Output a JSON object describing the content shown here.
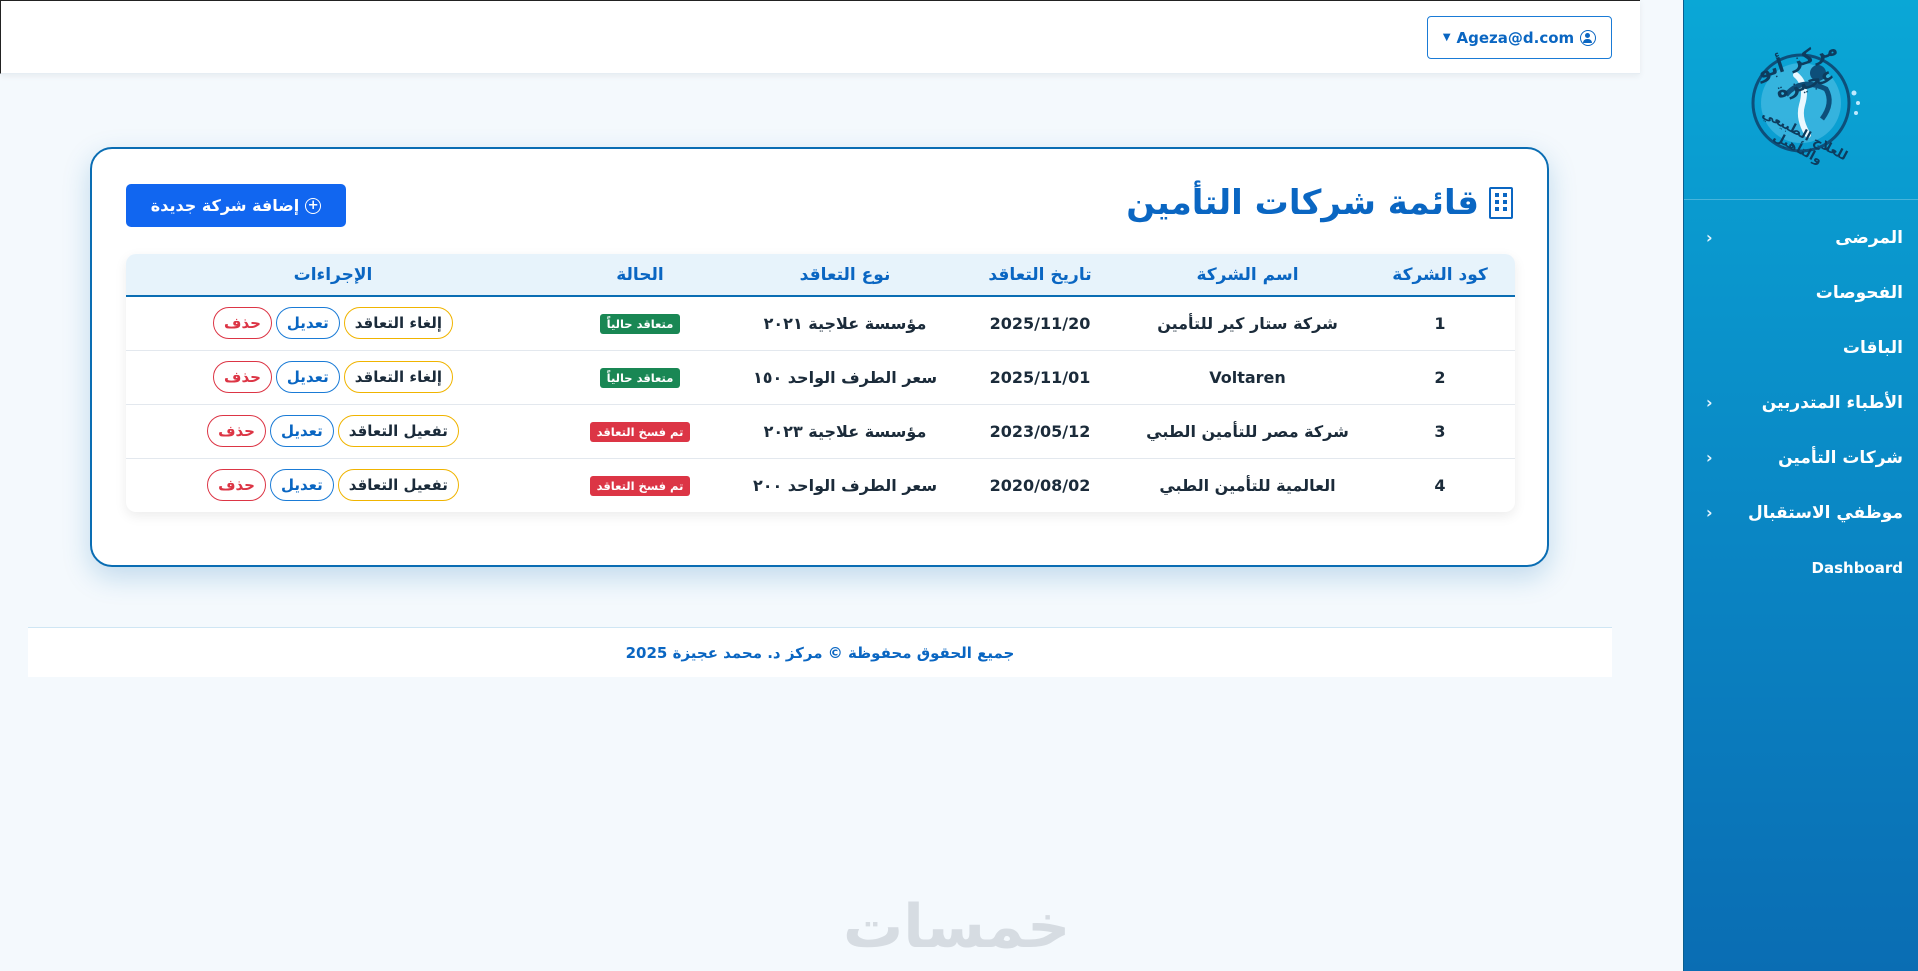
{
  "header": {
    "user_email": "Ageza@d.com"
  },
  "sidebar": {
    "logo_title": "مركز أبو عجيزة",
    "logo_subtitle": "للعلاج الطبيعي والتأهيل",
    "items": [
      {
        "label": "المرضى",
        "has_children": true
      },
      {
        "label": "الفحوصات",
        "has_children": false
      },
      {
        "label": "الباقات",
        "has_children": false
      },
      {
        "label": "الأطباء المتدربين",
        "has_children": true
      },
      {
        "label": "شركات التأمين",
        "has_children": true
      },
      {
        "label": "موظفي الاستقبال",
        "has_children": true
      },
      {
        "label": "Dashboard",
        "has_children": false
      }
    ]
  },
  "main": {
    "title": "قائمة شركات التأمين",
    "add_button": "إضافة شركة جديدة",
    "columns": [
      "كود الشركة",
      "اسم الشركة",
      "تاريخ التعاقد",
      "نوع التعاقد",
      "الحالة",
      "الإجراءات"
    ],
    "rows": [
      {
        "code": "1",
        "name": "شركة ستار كير للتأمين",
        "date": "2025/11/20",
        "type": "مؤسسة علاجية ٢٠٢١",
        "status": "متعاقد حالياً",
        "status_kind": "ok",
        "toggle": "إلغاء التعاقد",
        "edit": "تعديل",
        "delete": "حذف"
      },
      {
        "code": "2",
        "name": "Voltaren",
        "date": "2025/11/01",
        "type": "سعر الطرف الواحد ١٥٠",
        "status": "متعاقد حالياً",
        "status_kind": "ok",
        "toggle": "إلغاء التعاقد",
        "edit": "تعديل",
        "delete": "حذف"
      },
      {
        "code": "3",
        "name": "شركة مصر للتأمين الطبي",
        "date": "2023/05/12",
        "type": "مؤسسة علاجية ٢٠٢٣",
        "status": "تم فسخ التعاقد",
        "status_kind": "bad",
        "toggle": "تفعيل التعاقد",
        "edit": "تعديل",
        "delete": "حذف"
      },
      {
        "code": "4",
        "name": "العالمية للتأمين الطبي",
        "date": "2020/08/02",
        "type": "سعر الطرف الواحد ٢٠٠",
        "status": "تم فسخ التعاقد",
        "status_kind": "bad",
        "toggle": "تفعيل التعاقد",
        "edit": "تعديل",
        "delete": "حذف"
      }
    ]
  },
  "footer": {
    "text": "جميع الحقوق محفوظة © مركز د. محمد عجيزة 2025"
  },
  "watermark": "خمسات",
  "colors": {
    "primary": "#0a66c2",
    "sidebar": "#0a86c4",
    "success": "#198754",
    "danger": "#dc3545",
    "warning": "#f0b400",
    "add_button": "#1166f0"
  },
  "icons": {
    "user": "user-circle-icon",
    "caret": "caret-down-icon",
    "title": "building-icon",
    "add": "plus-circle-icon",
    "nav_chevron": "chevron-left-icon"
  }
}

━━━━━━━━━━━━━━━━━━━━━━━━━━━━━━

◆ Aim of the task: Print each of the records above exactly as written, leaving no picture in the copy.

◆ Completed task:
Output a JSON object describing the content shown here.
{
  "header": {
    "user_email": "Ageza@d.com"
  },
  "sidebar": {
    "logo_title": "مركز أبو عجيزة",
    "logo_subtitle": "للعلاج الطبيعي والتأهيل",
    "items": [
      {
        "label": "المرضى",
        "has_children": true
      },
      {
        "label": "الفحوصات",
        "has_children": false
      },
      {
        "label": "الباقات",
        "has_children": false
      },
      {
        "label": "الأطباء المتدربين",
        "has_children": true
      },
      {
        "label": "شركات التأمين",
        "has_children": true
      },
      {
        "label": "موظفي الاستقبال",
        "has_children": true
      },
      {
        "label": "Dashboard",
        "has_children": false
      }
    ]
  },
  "main": {
    "title": "قائمة شركات التأمين",
    "add_button": "إضافة شركة جديدة",
    "columns": [
      "كود الشركة",
      "اسم الشركة",
      "تاريخ التعاقد",
      "نوع التعاقد",
      "الحالة",
      "الإجراءات"
    ],
    "rows": [
      {
        "code": "1",
        "name": "شركة ستار كير للتأمين",
        "date": "2025/11/20",
        "type": "مؤسسة علاجية ٢٠٢١",
        "status": "متعاقد حالياً",
        "status_kind": "ok",
        "toggle": "إلغاء التعاقد",
        "edit": "تعديل",
        "delete": "حذف"
      },
      {
        "code": "2",
        "name": "Voltaren",
        "date": "2025/11/01",
        "type": "سعر الطرف الواحد ١٥٠",
        "status": "متعاقد حالياً",
        "status_kind": "ok",
        "toggle": "إلغاء التعاقد",
        "edit": "تعديل",
        "delete": "حذف"
      },
      {
        "code": "3",
        "name": "شركة مصر للتأمين الطبي",
        "date": "2023/05/12",
        "type": "مؤسسة علاجية ٢٠٢٣",
        "status": "تم فسخ التعاقد",
        "status_kind": "bad",
        "toggle": "تفعيل التعاقد",
        "edit": "تعديل",
        "delete": "حذف"
      },
      {
        "code": "4",
        "name": "العالمية للتأمين الطبي",
        "date": "2020/08/02",
        "type": "سعر الطرف الواحد ٢٠٠",
        "status": "تم فسخ التعاقد",
        "status_kind": "bad",
        "toggle": "تفعيل التعاقد",
        "edit": "تعديل",
        "delete": "حذف"
      }
    ]
  },
  "footer": {
    "text": "جميع الحقوق محفوظة © مركز د. محمد عجيزة 2025"
  },
  "watermark": "خمسات",
  "colors": {
    "primary": "#0a66c2",
    "sidebar": "#0a86c4",
    "success": "#198754",
    "danger": "#dc3545",
    "warning": "#f0b400",
    "add_button": "#1166f0"
  },
  "icons": {
    "user": "user-circle-icon",
    "caret": "caret-down-icon",
    "title": "building-icon",
    "add": "plus-circle-icon",
    "nav_chevron": "chevron-left-icon"
  }
}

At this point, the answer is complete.